PROMPT: Don't copy the pictures; return every other part of the records exactly.

Items listed in a dataset:

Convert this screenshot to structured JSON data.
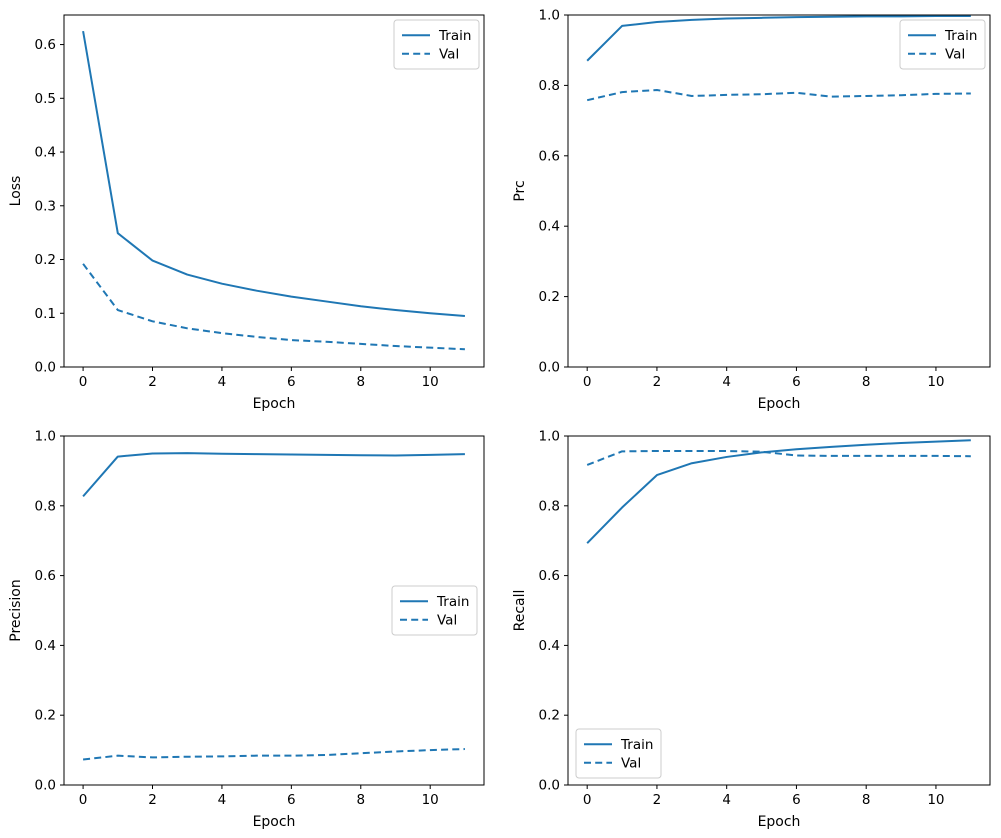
{
  "figure": {
    "background": "#ffffff",
    "line_color": "#1f77b4",
    "text_color": "#000000",
    "spine_color": "#000000",
    "legend_border_color": "#cccccc",
    "legend_background": "#ffffff"
  },
  "legend": {
    "train_label": "Train",
    "val_label": "Val"
  },
  "chart_data": [
    {
      "name": "loss",
      "type": "line",
      "title": "",
      "xlabel": "Epoch",
      "ylabel": "Loss",
      "x": [
        0,
        1,
        2,
        3,
        4,
        5,
        6,
        7,
        8,
        9,
        10,
        11
      ],
      "series": [
        {
          "name": "Train",
          "dash": "solid",
          "values": [
            0.625,
            0.249,
            0.198,
            0.172,
            0.155,
            0.142,
            0.131,
            0.122,
            0.113,
            0.106,
            0.1,
            0.095
          ]
        },
        {
          "name": "Val",
          "dash": "dashed",
          "values": [
            0.192,
            0.106,
            0.085,
            0.072,
            0.063,
            0.056,
            0.05,
            0.047,
            0.043,
            0.039,
            0.036,
            0.033
          ]
        }
      ],
      "xlim": [
        -0.55,
        11.55
      ],
      "ylim": [
        0,
        0.655
      ],
      "xticks": {
        "values": [
          0,
          2,
          4,
          6,
          8,
          10
        ],
        "labels": [
          "0",
          "2",
          "4",
          "6",
          "8",
          "10"
        ]
      },
      "yticks": {
        "values": [
          0.0,
          0.1,
          0.2,
          0.3,
          0.4,
          0.5,
          0.6
        ],
        "labels": [
          "0.0",
          "0.1",
          "0.2",
          "0.3",
          "0.4",
          "0.5",
          "0.6"
        ]
      },
      "legend_position": "upper-right",
      "grid": false
    },
    {
      "name": "prc",
      "type": "line",
      "title": "",
      "xlabel": "Epoch",
      "ylabel": "Prc",
      "x": [
        0,
        1,
        2,
        3,
        4,
        5,
        6,
        7,
        8,
        9,
        10,
        11
      ],
      "series": [
        {
          "name": "Train",
          "dash": "solid",
          "values": [
            0.87,
            0.969,
            0.98,
            0.986,
            0.99,
            0.992,
            0.994,
            0.995,
            0.996,
            0.996,
            0.997,
            0.997
          ]
        },
        {
          "name": "Val",
          "dash": "dashed",
          "values": [
            0.758,
            0.781,
            0.787,
            0.77,
            0.773,
            0.775,
            0.779,
            0.768,
            0.77,
            0.772,
            0.776,
            0.777
          ]
        }
      ],
      "xlim": [
        -0.55,
        11.55
      ],
      "ylim": [
        0,
        1.0
      ],
      "xticks": {
        "values": [
          0,
          2,
          4,
          6,
          8,
          10
        ],
        "labels": [
          "0",
          "2",
          "4",
          "6",
          "8",
          "10"
        ]
      },
      "yticks": {
        "values": [
          0.0,
          0.2,
          0.4,
          0.6,
          0.8,
          1.0
        ],
        "labels": [
          "0.0",
          "0.2",
          "0.4",
          "0.6",
          "0.8",
          "1.0"
        ]
      },
      "legend_position": "upper-right",
      "grid": false
    },
    {
      "name": "precision",
      "type": "line",
      "title": "",
      "xlabel": "Epoch",
      "ylabel": "Precision",
      "x": [
        0,
        1,
        2,
        3,
        4,
        5,
        6,
        7,
        8,
        9,
        10,
        11
      ],
      "series": [
        {
          "name": "Train",
          "dash": "solid",
          "values": [
            0.827,
            0.941,
            0.95,
            0.951,
            0.949,
            0.948,
            0.947,
            0.946,
            0.945,
            0.944,
            0.946,
            0.948
          ]
        },
        {
          "name": "Val",
          "dash": "dashed",
          "values": [
            0.073,
            0.084,
            0.079,
            0.081,
            0.082,
            0.084,
            0.084,
            0.086,
            0.091,
            0.096,
            0.1,
            0.103
          ]
        }
      ],
      "xlim": [
        -0.55,
        11.55
      ],
      "ylim": [
        0,
        1.0
      ],
      "xticks": {
        "values": [
          0,
          2,
          4,
          6,
          8,
          10
        ],
        "labels": [
          "0",
          "2",
          "4",
          "6",
          "8",
          "10"
        ]
      },
      "yticks": {
        "values": [
          0.0,
          0.2,
          0.4,
          0.6,
          0.8,
          1.0
        ],
        "labels": [
          "0.0",
          "0.2",
          "0.4",
          "0.6",
          "0.8",
          "1.0"
        ]
      },
      "legend_position": "center-right",
      "grid": false
    },
    {
      "name": "recall",
      "type": "line",
      "title": "",
      "xlabel": "Epoch",
      "ylabel": "Recall",
      "x": [
        0,
        1,
        2,
        3,
        4,
        5,
        6,
        7,
        8,
        9,
        10,
        11
      ],
      "series": [
        {
          "name": "Train",
          "dash": "solid",
          "values": [
            0.693,
            0.795,
            0.888,
            0.922,
            0.94,
            0.953,
            0.962,
            0.969,
            0.975,
            0.98,
            0.984,
            0.988
          ]
        },
        {
          "name": "Val",
          "dash": "dashed",
          "values": [
            0.917,
            0.956,
            0.957,
            0.957,
            0.957,
            0.955,
            0.944,
            0.943,
            0.943,
            0.943,
            0.943,
            0.942
          ]
        }
      ],
      "xlim": [
        -0.55,
        11.55
      ],
      "ylim": [
        0,
        1.0
      ],
      "xticks": {
        "values": [
          0,
          2,
          4,
          6,
          8,
          10
        ],
        "labels": [
          "0",
          "2",
          "4",
          "6",
          "8",
          "10"
        ]
      },
      "yticks": {
        "values": [
          0.0,
          0.2,
          0.4,
          0.6,
          0.8,
          1.0
        ],
        "labels": [
          "0.0",
          "0.2",
          "0.4",
          "0.6",
          "0.8",
          "1.0"
        ]
      },
      "legend_position": "lower-left",
      "grid": false
    }
  ]
}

EXERCISE RESULT:
Convert this screenshot to structured JSON data.
{
  "figure": {
    "background": "#ffffff",
    "line_color": "#1f77b4",
    "text_color": "#000000",
    "spine_color": "#000000",
    "legend_border_color": "#cccccc",
    "legend_background": "#ffffff"
  },
  "legend": {
    "train_label": "Train",
    "val_label": "Val"
  },
  "chart_data": [
    {
      "name": "loss",
      "type": "line",
      "title": "",
      "xlabel": "Epoch",
      "ylabel": "Loss",
      "x": [
        0,
        1,
        2,
        3,
        4,
        5,
        6,
        7,
        8,
        9,
        10,
        11
      ],
      "series": [
        {
          "name": "Train",
          "dash": "solid",
          "values": [
            0.625,
            0.249,
            0.198,
            0.172,
            0.155,
            0.142,
            0.131,
            0.122,
            0.113,
            0.106,
            0.1,
            0.095
          ]
        },
        {
          "name": "Val",
          "dash": "dashed",
          "values": [
            0.192,
            0.106,
            0.085,
            0.072,
            0.063,
            0.056,
            0.05,
            0.047,
            0.043,
            0.039,
            0.036,
            0.033
          ]
        }
      ],
      "xlim": [
        -0.55,
        11.55
      ],
      "ylim": [
        0,
        0.655
      ],
      "xticks": {
        "values": [
          0,
          2,
          4,
          6,
          8,
          10
        ],
        "labels": [
          "0",
          "2",
          "4",
          "6",
          "8",
          "10"
        ]
      },
      "yticks": {
        "values": [
          0.0,
          0.1,
          0.2,
          0.3,
          0.4,
          0.5,
          0.6
        ],
        "labels": [
          "0.0",
          "0.1",
          "0.2",
          "0.3",
          "0.4",
          "0.5",
          "0.6"
        ]
      },
      "legend_position": "upper-right",
      "grid": false
    },
    {
      "name": "prc",
      "type": "line",
      "title": "",
      "xlabel": "Epoch",
      "ylabel": "Prc",
      "x": [
        0,
        1,
        2,
        3,
        4,
        5,
        6,
        7,
        8,
        9,
        10,
        11
      ],
      "series": [
        {
          "name": "Train",
          "dash": "solid",
          "values": [
            0.87,
            0.969,
            0.98,
            0.986,
            0.99,
            0.992,
            0.994,
            0.995,
            0.996,
            0.996,
            0.997,
            0.997
          ]
        },
        {
          "name": "Val",
          "dash": "dashed",
          "values": [
            0.758,
            0.781,
            0.787,
            0.77,
            0.773,
            0.775,
            0.779,
            0.768,
            0.77,
            0.772,
            0.776,
            0.777
          ]
        }
      ],
      "xlim": [
        -0.55,
        11.55
      ],
      "ylim": [
        0,
        1.0
      ],
      "xticks": {
        "values": [
          0,
          2,
          4,
          6,
          8,
          10
        ],
        "labels": [
          "0",
          "2",
          "4",
          "6",
          "8",
          "10"
        ]
      },
      "yticks": {
        "values": [
          0.0,
          0.2,
          0.4,
          0.6,
          0.8,
          1.0
        ],
        "labels": [
          "0.0",
          "0.2",
          "0.4",
          "0.6",
          "0.8",
          "1.0"
        ]
      },
      "legend_position": "upper-right",
      "grid": false
    },
    {
      "name": "precision",
      "type": "line",
      "title": "",
      "xlabel": "Epoch",
      "ylabel": "Precision",
      "x": [
        0,
        1,
        2,
        3,
        4,
        5,
        6,
        7,
        8,
        9,
        10,
        11
      ],
      "series": [
        {
          "name": "Train",
          "dash": "solid",
          "values": [
            0.827,
            0.941,
            0.95,
            0.951,
            0.949,
            0.948,
            0.947,
            0.946,
            0.945,
            0.944,
            0.946,
            0.948
          ]
        },
        {
          "name": "Val",
          "dash": "dashed",
          "values": [
            0.073,
            0.084,
            0.079,
            0.081,
            0.082,
            0.084,
            0.084,
            0.086,
            0.091,
            0.096,
            0.1,
            0.103
          ]
        }
      ],
      "xlim": [
        -0.55,
        11.55
      ],
      "ylim": [
        0,
        1.0
      ],
      "xticks": {
        "values": [
          0,
          2,
          4,
          6,
          8,
          10
        ],
        "labels": [
          "0",
          "2",
          "4",
          "6",
          "8",
          "10"
        ]
      },
      "yticks": {
        "values": [
          0.0,
          0.2,
          0.4,
          0.6,
          0.8,
          1.0
        ],
        "labels": [
          "0.0",
          "0.2",
          "0.4",
          "0.6",
          "0.8",
          "1.0"
        ]
      },
      "legend_position": "center-right",
      "grid": false
    },
    {
      "name": "recall",
      "type": "line",
      "title": "",
      "xlabel": "Epoch",
      "ylabel": "Recall",
      "x": [
        0,
        1,
        2,
        3,
        4,
        5,
        6,
        7,
        8,
        9,
        10,
        11
      ],
      "series": [
        {
          "name": "Train",
          "dash": "solid",
          "values": [
            0.693,
            0.795,
            0.888,
            0.922,
            0.94,
            0.953,
            0.962,
            0.969,
            0.975,
            0.98,
            0.984,
            0.988
          ]
        },
        {
          "name": "Val",
          "dash": "dashed",
          "values": [
            0.917,
            0.956,
            0.957,
            0.957,
            0.957,
            0.955,
            0.944,
            0.943,
            0.943,
            0.943,
            0.943,
            0.942
          ]
        }
      ],
      "xlim": [
        -0.55,
        11.55
      ],
      "ylim": [
        0,
        1.0
      ],
      "xticks": {
        "values": [
          0,
          2,
          4,
          6,
          8,
          10
        ],
        "labels": [
          "0",
          "2",
          "4",
          "6",
          "8",
          "10"
        ]
      },
      "yticks": {
        "values": [
          0.0,
          0.2,
          0.4,
          0.6,
          0.8,
          1.0
        ],
        "labels": [
          "0.0",
          "0.2",
          "0.4",
          "0.6",
          "0.8",
          "1.0"
        ]
      },
      "legend_position": "lower-left",
      "grid": false
    }
  ]
}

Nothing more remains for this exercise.